» **EXCERPTED PASSAGE**:
++++++

Finally, one day, at one of my solo performances, I have the chance to introduce JS -- with whom I have been rehearsing in the studio for an eventual project as well -- to T, from the Another Room duo project. Things go rather well, fortunately, as JS and T get along great from the moment they meet (as I had imagined they would!) and the three of us, after going into the studio and discovering that the groove is quite agreeable to all parties, rather naturally agree to coalesce into a new three-piece unit, which becomes "Laughing Moon." The name of this project was inspired by Kobo Abe's essay collection Warau-tsuki, a book about dreams and creativity which I had extensively referenced in my graduate thesis paper in 2004, and it is the first project with more than one other member (i.e. a trio, rather than a duo) I have done where I am feeling that this is exactly what I want out of a "unit" collaboration. At the end of '17 we perform a "one-man" outdoor show together at a venue that normally hosts jazz musicians (in Japan, to say that it is a "one-man" performance means that the entire show features only one band or performer, i.e. there are no other bands or opening acts sharing the bill). For this performance, I am on the Telecaster and vocals, using backing tracks for the drums and some synth parts, run through my iPad Mini, just as with the Another Room project and the solo shows I was doing at the time, while the two of them perform on their respective instruments, with T on electric guitar and JS on bass.

++++++

» **GIVEN INFORMATION**:
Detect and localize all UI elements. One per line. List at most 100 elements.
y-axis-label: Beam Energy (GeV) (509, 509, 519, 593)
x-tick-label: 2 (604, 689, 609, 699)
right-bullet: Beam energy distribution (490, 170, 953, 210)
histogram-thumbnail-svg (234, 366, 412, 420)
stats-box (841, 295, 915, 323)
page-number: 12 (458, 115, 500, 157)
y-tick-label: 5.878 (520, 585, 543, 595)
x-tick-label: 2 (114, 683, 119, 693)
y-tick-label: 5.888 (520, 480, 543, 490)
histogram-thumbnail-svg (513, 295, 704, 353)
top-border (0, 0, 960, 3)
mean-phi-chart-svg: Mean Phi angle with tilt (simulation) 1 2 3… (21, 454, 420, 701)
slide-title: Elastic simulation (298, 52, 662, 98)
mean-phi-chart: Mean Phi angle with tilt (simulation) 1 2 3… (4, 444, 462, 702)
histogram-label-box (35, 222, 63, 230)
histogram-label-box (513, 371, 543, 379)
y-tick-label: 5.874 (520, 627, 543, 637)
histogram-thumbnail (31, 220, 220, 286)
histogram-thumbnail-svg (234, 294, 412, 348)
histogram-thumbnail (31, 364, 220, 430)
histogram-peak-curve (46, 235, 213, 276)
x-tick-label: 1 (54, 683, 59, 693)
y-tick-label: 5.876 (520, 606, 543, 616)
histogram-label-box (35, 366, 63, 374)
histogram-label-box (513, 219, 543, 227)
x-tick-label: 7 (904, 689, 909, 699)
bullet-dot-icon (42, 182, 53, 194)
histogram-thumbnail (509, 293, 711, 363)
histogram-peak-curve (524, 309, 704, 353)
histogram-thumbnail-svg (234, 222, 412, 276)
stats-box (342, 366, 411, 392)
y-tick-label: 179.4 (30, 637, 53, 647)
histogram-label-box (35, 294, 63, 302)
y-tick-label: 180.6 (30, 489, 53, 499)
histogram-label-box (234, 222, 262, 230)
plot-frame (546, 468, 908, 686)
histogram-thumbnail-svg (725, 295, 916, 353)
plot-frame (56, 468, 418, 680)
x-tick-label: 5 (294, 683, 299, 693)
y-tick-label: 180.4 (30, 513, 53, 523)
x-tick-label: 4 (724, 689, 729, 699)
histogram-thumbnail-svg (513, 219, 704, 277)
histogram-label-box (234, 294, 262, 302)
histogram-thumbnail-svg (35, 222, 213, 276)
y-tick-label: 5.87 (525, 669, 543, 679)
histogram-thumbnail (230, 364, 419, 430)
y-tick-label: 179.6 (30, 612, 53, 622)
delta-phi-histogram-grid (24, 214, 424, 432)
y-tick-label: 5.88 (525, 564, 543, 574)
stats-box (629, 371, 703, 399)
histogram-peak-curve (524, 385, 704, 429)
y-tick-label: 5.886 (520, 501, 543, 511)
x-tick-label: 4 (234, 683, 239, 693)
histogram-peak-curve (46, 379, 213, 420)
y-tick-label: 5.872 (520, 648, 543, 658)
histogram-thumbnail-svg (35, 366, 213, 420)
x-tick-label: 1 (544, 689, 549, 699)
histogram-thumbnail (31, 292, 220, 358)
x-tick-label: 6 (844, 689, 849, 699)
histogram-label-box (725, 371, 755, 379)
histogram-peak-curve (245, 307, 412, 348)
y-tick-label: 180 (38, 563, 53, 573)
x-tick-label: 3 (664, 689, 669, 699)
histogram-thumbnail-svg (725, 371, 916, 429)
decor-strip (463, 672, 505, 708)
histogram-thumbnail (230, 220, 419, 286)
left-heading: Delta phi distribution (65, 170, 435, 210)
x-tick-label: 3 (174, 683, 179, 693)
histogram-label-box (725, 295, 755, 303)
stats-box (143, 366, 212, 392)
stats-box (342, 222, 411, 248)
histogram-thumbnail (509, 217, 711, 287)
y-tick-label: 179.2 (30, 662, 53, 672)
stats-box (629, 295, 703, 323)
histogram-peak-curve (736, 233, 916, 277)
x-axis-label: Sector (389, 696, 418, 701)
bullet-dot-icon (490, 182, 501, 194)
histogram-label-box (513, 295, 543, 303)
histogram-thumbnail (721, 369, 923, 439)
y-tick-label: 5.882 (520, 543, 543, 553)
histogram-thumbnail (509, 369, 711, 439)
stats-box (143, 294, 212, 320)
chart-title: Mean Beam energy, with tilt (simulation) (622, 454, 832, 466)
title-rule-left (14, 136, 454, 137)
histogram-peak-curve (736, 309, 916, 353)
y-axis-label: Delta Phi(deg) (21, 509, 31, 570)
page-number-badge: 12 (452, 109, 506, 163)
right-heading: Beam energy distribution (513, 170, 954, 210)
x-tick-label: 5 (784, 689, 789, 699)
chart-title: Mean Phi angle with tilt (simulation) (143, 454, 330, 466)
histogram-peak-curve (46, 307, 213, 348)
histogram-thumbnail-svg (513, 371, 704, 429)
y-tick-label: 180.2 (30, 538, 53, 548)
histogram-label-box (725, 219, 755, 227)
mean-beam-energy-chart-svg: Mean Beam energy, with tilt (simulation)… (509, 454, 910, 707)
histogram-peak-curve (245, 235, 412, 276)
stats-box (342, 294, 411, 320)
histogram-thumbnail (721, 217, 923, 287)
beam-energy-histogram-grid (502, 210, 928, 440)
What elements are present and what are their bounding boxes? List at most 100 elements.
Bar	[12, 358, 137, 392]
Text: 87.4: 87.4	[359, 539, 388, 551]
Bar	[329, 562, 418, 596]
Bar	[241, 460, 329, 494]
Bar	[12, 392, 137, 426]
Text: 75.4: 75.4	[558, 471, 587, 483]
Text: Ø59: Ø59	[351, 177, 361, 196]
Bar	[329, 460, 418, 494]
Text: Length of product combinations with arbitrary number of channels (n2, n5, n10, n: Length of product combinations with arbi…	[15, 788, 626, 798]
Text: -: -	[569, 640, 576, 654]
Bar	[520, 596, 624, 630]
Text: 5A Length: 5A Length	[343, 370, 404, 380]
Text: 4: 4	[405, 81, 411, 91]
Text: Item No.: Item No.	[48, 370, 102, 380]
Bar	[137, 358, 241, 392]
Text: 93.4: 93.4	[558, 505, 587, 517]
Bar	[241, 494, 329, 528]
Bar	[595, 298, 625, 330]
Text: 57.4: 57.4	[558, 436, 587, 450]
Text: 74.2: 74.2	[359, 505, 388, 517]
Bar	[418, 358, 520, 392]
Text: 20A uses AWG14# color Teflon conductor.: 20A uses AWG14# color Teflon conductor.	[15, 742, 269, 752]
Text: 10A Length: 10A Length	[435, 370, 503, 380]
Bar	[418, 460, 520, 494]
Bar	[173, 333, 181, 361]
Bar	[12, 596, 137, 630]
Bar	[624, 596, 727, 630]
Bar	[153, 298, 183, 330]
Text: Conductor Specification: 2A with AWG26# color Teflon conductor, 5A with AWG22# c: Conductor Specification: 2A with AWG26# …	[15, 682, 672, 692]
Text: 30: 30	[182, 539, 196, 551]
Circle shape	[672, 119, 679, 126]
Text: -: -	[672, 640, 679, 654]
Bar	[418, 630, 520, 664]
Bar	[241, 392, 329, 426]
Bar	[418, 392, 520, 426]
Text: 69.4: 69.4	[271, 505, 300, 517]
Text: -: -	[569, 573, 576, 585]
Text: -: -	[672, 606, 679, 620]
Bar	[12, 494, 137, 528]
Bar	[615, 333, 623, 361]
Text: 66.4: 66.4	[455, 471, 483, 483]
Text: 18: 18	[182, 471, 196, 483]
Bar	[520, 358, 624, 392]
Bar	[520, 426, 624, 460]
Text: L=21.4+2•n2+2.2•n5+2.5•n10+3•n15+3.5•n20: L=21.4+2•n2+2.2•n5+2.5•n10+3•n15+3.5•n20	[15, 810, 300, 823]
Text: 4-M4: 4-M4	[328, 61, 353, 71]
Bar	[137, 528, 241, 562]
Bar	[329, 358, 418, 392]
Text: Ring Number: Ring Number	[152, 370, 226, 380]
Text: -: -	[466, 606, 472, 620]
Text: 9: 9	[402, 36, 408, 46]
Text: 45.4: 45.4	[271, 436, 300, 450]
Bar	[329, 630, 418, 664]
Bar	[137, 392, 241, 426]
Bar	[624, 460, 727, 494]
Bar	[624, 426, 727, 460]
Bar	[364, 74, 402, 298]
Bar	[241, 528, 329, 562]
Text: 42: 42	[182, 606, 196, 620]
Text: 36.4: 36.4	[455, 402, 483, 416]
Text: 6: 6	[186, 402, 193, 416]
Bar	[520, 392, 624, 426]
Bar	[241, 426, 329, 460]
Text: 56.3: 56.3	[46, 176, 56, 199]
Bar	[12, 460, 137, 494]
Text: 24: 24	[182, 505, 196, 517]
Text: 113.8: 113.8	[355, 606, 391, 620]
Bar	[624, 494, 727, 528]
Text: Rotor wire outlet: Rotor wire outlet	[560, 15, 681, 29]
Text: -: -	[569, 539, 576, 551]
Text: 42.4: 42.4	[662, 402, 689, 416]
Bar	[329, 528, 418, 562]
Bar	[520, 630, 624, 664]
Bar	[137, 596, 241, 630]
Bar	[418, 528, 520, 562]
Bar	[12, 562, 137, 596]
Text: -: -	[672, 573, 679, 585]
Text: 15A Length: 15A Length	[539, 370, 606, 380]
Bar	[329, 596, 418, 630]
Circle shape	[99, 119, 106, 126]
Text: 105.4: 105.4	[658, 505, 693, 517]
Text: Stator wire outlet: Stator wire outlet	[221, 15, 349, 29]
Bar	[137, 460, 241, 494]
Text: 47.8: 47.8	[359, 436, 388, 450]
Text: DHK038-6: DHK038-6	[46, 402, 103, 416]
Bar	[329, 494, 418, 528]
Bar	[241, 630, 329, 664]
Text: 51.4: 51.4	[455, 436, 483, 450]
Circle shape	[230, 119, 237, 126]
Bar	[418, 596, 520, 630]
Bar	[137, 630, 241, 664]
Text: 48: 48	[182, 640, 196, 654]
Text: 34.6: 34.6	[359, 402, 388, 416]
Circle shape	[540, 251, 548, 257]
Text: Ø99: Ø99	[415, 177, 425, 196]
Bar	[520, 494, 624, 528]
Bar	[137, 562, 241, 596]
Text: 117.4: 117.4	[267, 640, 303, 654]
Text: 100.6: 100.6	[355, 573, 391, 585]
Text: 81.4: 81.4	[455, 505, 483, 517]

++++++

» **WORK ITEM**:
Reproduce the passage about forming the trio Laughing Moon word for word, from start to end. The records stand apart from the text and are separate material.

» **YOUR SOLUTION**:
Finally, one day, at one of my solo performances, I have the chance to introduce JS -- with whom I have been rehearsing in the studio for an eventual project as well -- to T, from the Another Room duo project. Things go rather well, fortunately, as JS and T get along great from the moment they meet (as I had imagined they would!) and the three of us, after going into the studio and discovering that the groove is quite agreeable to all parties, rather naturally agree to coalesce into a new three-piece unit, which becomes "Laughing Moon." The name of this project was inspired by Kobo Abe's essay collection Warau-tsuki, a book about dreams and creativity which I had extensively referenced in my graduate thesis paper in 2004, and it is the first project with more than one other member (i.e. a trio, rather than a duo) I have done where I am feeling that this is exactly what I want out of a "unit" collaboration. At the end of '17 we perform a "one-man" outdoor show together at a venue that normally hosts jazz musicians (in Japan, to say that it is a "one-man" performance means that the entire show features only one band or performer, i.e. there are no other bands or opening acts sharing the bill). For this performance, I am on the Telecaster and vocals, using backing tracks for the drums and some synth parts, run through my iPad Mini, just as with the Another Room project and the solo shows I was doing at the time, while the two of them perform on their respective instruments, with T on electric guitar and JS on bass.